### PROBLEM STATEMENT
Which lines hold the word "come"? Copy each of them.

───── PROVIDED MATERIAL ─────

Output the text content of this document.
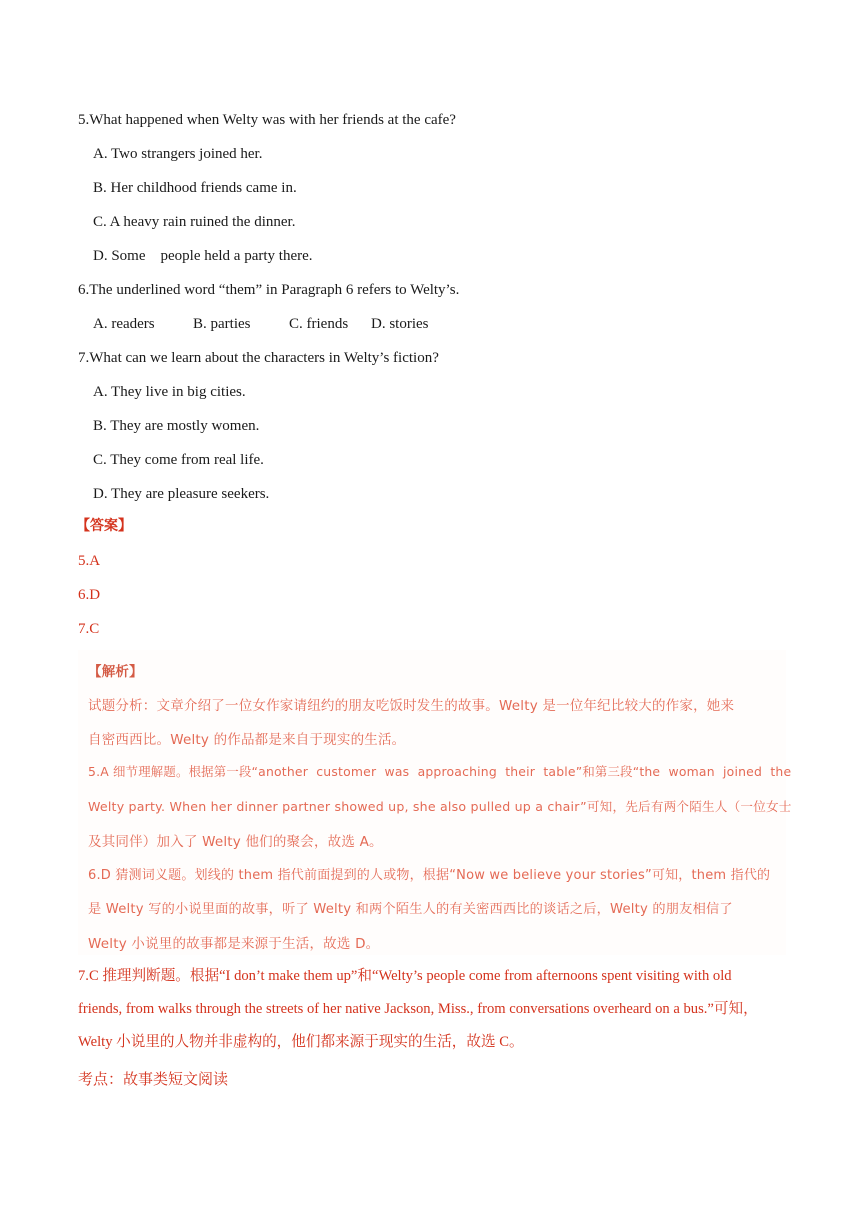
5.What happened when Welty was with her friends at the cafe?
A. Two strangers joined her.
B. Her childhood friends came in.
C. A heavy rain ruined the dinner.
D. Some    people held a party there.
6.The underlined word “them” in Paragraph 6 refers to Welty’s.
A. readers	B. parties	C. friends D. stories
7.What can we learn about the characters in Welty’s fiction?
A. They live in big cities.
B. They are mostly women.
C. They come from real life.
D. They are pleasure seekers.
【答案】
5.A
6.D
7.C
【解析】
试题分析：文章介绍了一位女作家请纽约的朋友吃饭时发生的故事。Welty 是一位年纪比较大的作家，她来
自密西西比。Welty 的作品都是来自于现实的生活。
5.A 细节理解题。根据第一段“another  customer  was  approaching  their  table”和第三段“the  woman  joined  the
Welty party. When her dinner partner showed up, she also pulled up a chair”可知，先后有两个陌生人（一位女士
及其同伴）加入了 Welty 他们的聚会，故选 A。
6.D 猜测词义题。划线的 them 指代前面提到的人或物，根据“Now we believe your stories”可知，them 指代的
是 Welty 写的小说里面的故事，听了 Welty 和两个陌生人的有关密西西比的谈话之后，Welty 的朋友相信了
Welty 小说里的故事都是来源于生活，故选 D。
7.C 推理判断题。根据“I don’t make them up”和“Welty’s people come from afternoons spent visiting with old
friends, from walks through the streets of her native Jackson, Miss., from conversations overheard on a bus.”可知，
Welty 小说里的人物并非虚构的，他们都来源于现实的生活，故选 C。
考点：故事类短文阅读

─────

### FULL SOLUTION
C. They come from real life.
7.C 推理判断题。根据“I don’t make them up”和“Welty’s people come from afternoons spent visiting with old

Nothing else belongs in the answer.